Extracted records
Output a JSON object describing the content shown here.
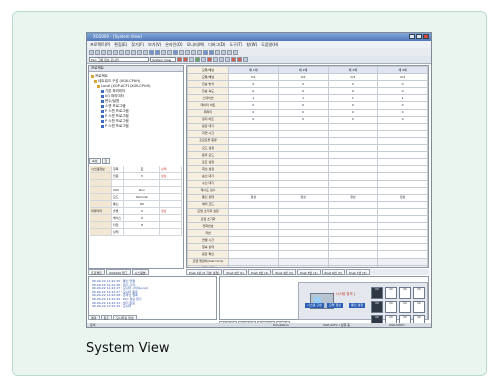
{
  "caption": "System View",
  "app": {
    "title": "XG5000 - [System View]",
    "menu": [
      "프로젝트(P)",
      "편집(E)",
      "찾기(F)",
      "보기(V)",
      "온라인(O)",
      "모니터(M)",
      "디버그(D)",
      "도구(T)",
      "창(W)",
      "도움말(H)"
    ],
    "toolbar_combo": "PLC 그룹 정보 모니터",
    "toolbar_combo2": "System View"
  },
  "left_pane": {
    "header": "프로젝트",
    "tree": [
      "프로젝트",
      "네트워크 구성 (XGK-CPUH)",
      "Local (XGP-ACF1/XGK-CPUH)",
      "기본 파라미터",
      "I/O 파라미터",
      "변수/설명",
      "스캔 프로그램",
      "P 스캔 프로그램",
      "P 스캔 프로그램",
      "P 스캔 프로그램",
      "P 스캔 프로그램"
    ],
    "prop_tabs": [
      "속성",
      "값"
    ],
    "props": [
      {
        "k": "시스템정보",
        "a": "항목",
        "b": "값",
        "c": "상태"
      },
      {
        "k": "",
        "a": "전원",
        "b": "5",
        "c": "정상"
      },
      {
        "k": "",
        "a": "",
        "b": "",
        "c": ""
      },
      {
        "k": "",
        "a": "CPU",
        "b": "Run",
        "c": ""
      },
      {
        "k": "",
        "a": "모드",
        "b": "Remote",
        "c": ""
      },
      {
        "k": "",
        "a": "통신",
        "b": "OK",
        "c": ""
      },
      {
        "k": "파라미터",
        "a": "슬롯",
        "b": "0",
        "c": "정상"
      },
      {
        "k": "",
        "a": "베이스",
        "b": "0",
        "c": ""
      },
      {
        "k": "",
        "a": "타입",
        "b": "8",
        "c": ""
      },
      {
        "k": "",
        "a": "상태",
        "b": "",
        "c": ""
      }
    ],
    "bottom_tabs": [
      "프로젝트",
      "XG5000 태그",
      "시스템뷰"
    ]
  },
  "grid": {
    "headers": [
      "모듈/채널",
      "채 1채",
      "채 2채",
      "채 3채",
      "채 4채"
    ],
    "rows": [
      {
        "label": "모듈/채널",
        "v": [
          "0/1",
          "0/2",
          "0/3",
          "0/4"
        ]
      },
      {
        "label": "전송 방식",
        "v": [
          "0",
          "0",
          "0",
          "0"
        ]
      },
      {
        "label": "전송 속도",
        "v": [
          "0",
          "0",
          "0",
          "0"
        ]
      },
      {
        "label": "스테이션",
        "v": [
          "1",
          "1",
          "1",
          "1"
        ]
      },
      {
        "label": "데이터 비트",
        "v": [
          "0",
          "0",
          "0",
          "0"
        ]
      },
      {
        "label": "패리티",
        "v": [
          "0",
          "0",
          "0",
          "0"
        ]
      },
      {
        "label": "정지 비트",
        "v": [
          "0",
          "0",
          "0",
          "0"
        ]
      },
      {
        "label": "응답 대기",
        "v": [
          "",
          "",
          "",
          ""
        ]
      },
      {
        "label": "지연 시간",
        "v": [
          "",
          "",
          "",
          ""
        ]
      },
      {
        "label": "프로토콜 종류",
        "v": [
          "",
          "",
          "",
          ""
        ]
      },
      {
        "label": "모드 설정",
        "v": [
          "",
          "",
          "",
          ""
        ]
      },
      {
        "label": "동작 모드",
        "v": [
          "",
          "",
          "",
          ""
        ]
      },
      {
        "label": "포트 설정",
        "v": [
          "",
          "",
          "",
          ""
        ]
      },
      {
        "label": "회선 설정",
        "v": [
          "",
          "",
          "",
          ""
        ]
      },
      {
        "label": "송신 대기",
        "v": [
          "",
          "",
          "",
          ""
        ]
      },
      {
        "label": "수신 대기",
        "v": [
          "",
          "",
          "",
          ""
        ]
      },
      {
        "label": "재시도 횟수",
        "v": [
          "",
          "",
          "",
          ""
        ]
      },
      {
        "label": "통신 상태",
        "v": [
          "정상",
          "정상",
          "정상",
          "정상"
        ]
      },
      {
        "label": "에러 코드",
        "v": [
          "",
          "",
          "",
          ""
        ]
      },
      {
        "label": "모뎀 초기화 설정",
        "v": [
          "",
          "",
          "",
          ""
        ]
      },
      {
        "label": "모뎀 초기화",
        "v": [
          "",
          "",
          "",
          ""
        ]
      },
      {
        "label": "전화번호",
        "v": [
          "",
          "",
          "",
          ""
        ]
      },
      {
        "label": "국번",
        "v": [
          "",
          "",
          "",
          ""
        ]
      },
      {
        "label": "연결 시간",
        "v": [
          "",
          "",
          "",
          ""
        ]
      },
      {
        "label": "접속 상태",
        "v": [
          "",
          "",
          "",
          ""
        ]
      },
      {
        "label": "응답 확인",
        "v": [
          "",
          "",
          "",
          ""
        ]
      },
      {
        "label": "모뎀 명령어(Dial Cmd)",
        "v": [
          "",
          "",
          "",
          ""
        ]
      },
      {
        "label": "모뎀 설정",
        "v": [
          "",
          "0",
          "",
          ""
        ]
      }
    ],
    "tabs": [
      "Pnet 1번 (0 기본 설정)",
      "Pnet 2번 (1)",
      "Pnet 3번 (2)",
      "Pnet 4번 (3)",
      "Pnet 5번 (4)",
      "Pnet 6번 (5)",
      "Pnet 7번 (6)"
    ]
  },
  "log": {
    "lines": [
      "06-09-22 11:22:25 : 통신 연결",
      "06-09-22 11:22:26 : 읽기 시작",
      "06-09-22 11:22:27 : 모니터 시작(Local)",
      "06-09-22 11:22:27 : 모니터 종료",
      "06-09-22 11:22:28 : 온라인 접속",
      "06-09-22 11:22:30 : PLC 정보 읽기",
      "06-09-22 11:22:31 : 읽기 완료",
      "06-09-22 11:22:32 : 모니터"
    ],
    "tabs": [
      "결과",
      "참조",
      "모니터링 정보"
    ]
  },
  "monitor": {
    "red_label": "[ 시스템 정보 ]",
    "panel_title": "통신 설정",
    "modules": [
      "I/O",
      "I/O",
      "I/O",
      "I/O",
      "I/O",
      "I/O",
      "I/O",
      "I/O",
      "I/O",
      "I/O",
      "I/O",
      "I/O"
    ],
    "buttons": [
      "시스템 구성",
      "모듈 정보",
      "통신 설정"
    ],
    "tabs": [
      "출력 결과",
      "찾기 결과",
      "통신 결과",
      "메시지"
    ]
  },
  "statusbar": {
    "left": "준비",
    "mid": "Simulation",
    "right": "XGP-ACF1 / 실행 중",
    "far": "XGK-CPUH"
  }
}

Set problem:
Retype all of the entries exactly as written, leaving out any images.

Exercise result:
Output a JSON object describing the content shown here.
{
  "caption": "System View",
  "app": {
    "title": "XG5000 - [System View]",
    "menu": [
      "프로젝트(P)",
      "편집(E)",
      "찾기(F)",
      "보기(V)",
      "온라인(O)",
      "모니터(M)",
      "디버그(D)",
      "도구(T)",
      "창(W)",
      "도움말(H)"
    ],
    "toolbar_combo": "PLC 그룹 정보 모니터",
    "toolbar_combo2": "System View"
  },
  "left_pane": {
    "header": "프로젝트",
    "tree": [
      "프로젝트",
      "네트워크 구성 (XGK-CPUH)",
      "Local (XGP-ACF1/XGK-CPUH)",
      "기본 파라미터",
      "I/O 파라미터",
      "변수/설명",
      "스캔 프로그램",
      "P 스캔 프로그램",
      "P 스캔 프로그램",
      "P 스캔 프로그램",
      "P 스캔 프로그램"
    ],
    "prop_tabs": [
      "속성",
      "값"
    ],
    "props": [
      {
        "k": "시스템정보",
        "a": "항목",
        "b": "값",
        "c": "상태"
      },
      {
        "k": "",
        "a": "전원",
        "b": "5",
        "c": "정상"
      },
      {
        "k": "",
        "a": "",
        "b": "",
        "c": ""
      },
      {
        "k": "",
        "a": "CPU",
        "b": "Run",
        "c": ""
      },
      {
        "k": "",
        "a": "모드",
        "b": "Remote",
        "c": ""
      },
      {
        "k": "",
        "a": "통신",
        "b": "OK",
        "c": ""
      },
      {
        "k": "파라미터",
        "a": "슬롯",
        "b": "0",
        "c": "정상"
      },
      {
        "k": "",
        "a": "베이스",
        "b": "0",
        "c": ""
      },
      {
        "k": "",
        "a": "타입",
        "b": "8",
        "c": ""
      },
      {
        "k": "",
        "a": "상태",
        "b": "",
        "c": ""
      }
    ],
    "bottom_tabs": [
      "프로젝트",
      "XG5000 태그",
      "시스템뷰"
    ]
  },
  "grid": {
    "headers": [
      "모듈/채널",
      "채 1채",
      "채 2채",
      "채 3채",
      "채 4채"
    ],
    "rows": [
      {
        "label": "모듈/채널",
        "v": [
          "0/1",
          "0/2",
          "0/3",
          "0/4"
        ]
      },
      {
        "label": "전송 방식",
        "v": [
          "0",
          "0",
          "0",
          "0"
        ]
      },
      {
        "label": "전송 속도",
        "v": [
          "0",
          "0",
          "0",
          "0"
        ]
      },
      {
        "label": "스테이션",
        "v": [
          "1",
          "1",
          "1",
          "1"
        ]
      },
      {
        "label": "데이터 비트",
        "v": [
          "0",
          "0",
          "0",
          "0"
        ]
      },
      {
        "label": "패리티",
        "v": [
          "0",
          "0",
          "0",
          "0"
        ]
      },
      {
        "label": "정지 비트",
        "v": [
          "0",
          "0",
          "0",
          "0"
        ]
      },
      {
        "label": "응답 대기",
        "v": [
          "",
          "",
          "",
          ""
        ]
      },
      {
        "label": "지연 시간",
        "v": [
          "",
          "",
          "",
          ""
        ]
      },
      {
        "label": "프로토콜 종류",
        "v": [
          "",
          "",
          "",
          ""
        ]
      },
      {
        "label": "모드 설정",
        "v": [
          "",
          "",
          "",
          ""
        ]
      },
      {
        "label": "동작 모드",
        "v": [
          "",
          "",
          "",
          ""
        ]
      },
      {
        "label": "포트 설정",
        "v": [
          "",
          "",
          "",
          ""
        ]
      },
      {
        "label": "회선 설정",
        "v": [
          "",
          "",
          "",
          ""
        ]
      },
      {
        "label": "송신 대기",
        "v": [
          "",
          "",
          "",
          ""
        ]
      },
      {
        "label": "수신 대기",
        "v": [
          "",
          "",
          "",
          ""
        ]
      },
      {
        "label": "재시도 횟수",
        "v": [
          "",
          "",
          "",
          ""
        ]
      },
      {
        "label": "통신 상태",
        "v": [
          "정상",
          "정상",
          "정상",
          "정상"
        ]
      },
      {
        "label": "에러 코드",
        "v": [
          "",
          "",
          "",
          ""
        ]
      },
      {
        "label": "모뎀 초기화 설정",
        "v": [
          "",
          "",
          "",
          ""
        ]
      },
      {
        "label": "모뎀 초기화",
        "v": [
          "",
          "",
          "",
          ""
        ]
      },
      {
        "label": "전화번호",
        "v": [
          "",
          "",
          "",
          ""
        ]
      },
      {
        "label": "국번",
        "v": [
          "",
          "",
          "",
          ""
        ]
      },
      {
        "label": "연결 시간",
        "v": [
          "",
          "",
          "",
          ""
        ]
      },
      {
        "label": "접속 상태",
        "v": [
          "",
          "",
          "",
          ""
        ]
      },
      {
        "label": "응답 확인",
        "v": [
          "",
          "",
          "",
          ""
        ]
      },
      {
        "label": "모뎀 명령어(Dial Cmd)",
        "v": [
          "",
          "",
          "",
          ""
        ]
      },
      {
        "label": "모뎀 설정",
        "v": [
          "",
          "0",
          "",
          ""
        ]
      }
    ],
    "tabs": [
      "Pnet 1번 (0 기본 설정)",
      "Pnet 2번 (1)",
      "Pnet 3번 (2)",
      "Pnet 4번 (3)",
      "Pnet 5번 (4)",
      "Pnet 6번 (5)",
      "Pnet 7번 (6)"
    ]
  },
  "log": {
    "lines": [
      "06-09-22 11:22:25 : 통신 연결",
      "06-09-22 11:22:26 : 읽기 시작",
      "06-09-22 11:22:27 : 모니터 시작(Local)",
      "06-09-22 11:22:27 : 모니터 종료",
      "06-09-22 11:22:28 : 온라인 접속",
      "06-09-22 11:22:30 : PLC 정보 읽기",
      "06-09-22 11:22:31 : 읽기 완료",
      "06-09-22 11:22:32 : 모니터"
    ],
    "tabs": [
      "결과",
      "참조",
      "모니터링 정보"
    ]
  },
  "monitor": {
    "red_label": "[ 시스템 정보 ]",
    "panel_title": "통신 설정",
    "modules": [
      "I/O",
      "I/O",
      "I/O",
      "I/O",
      "I/O",
      "I/O",
      "I/O",
      "I/O",
      "I/O",
      "I/O",
      "I/O",
      "I/O"
    ],
    "buttons": [
      "시스템 구성",
      "모듈 정보",
      "통신 설정"
    ],
    "tabs": [
      "출력 결과",
      "찾기 결과",
      "통신 결과",
      "메시지"
    ]
  },
  "statusbar": {
    "left": "준비",
    "mid": "Simulation",
    "right": "XGP-ACF1 / 실행 중",
    "far": "XGK-CPUH"
  }
}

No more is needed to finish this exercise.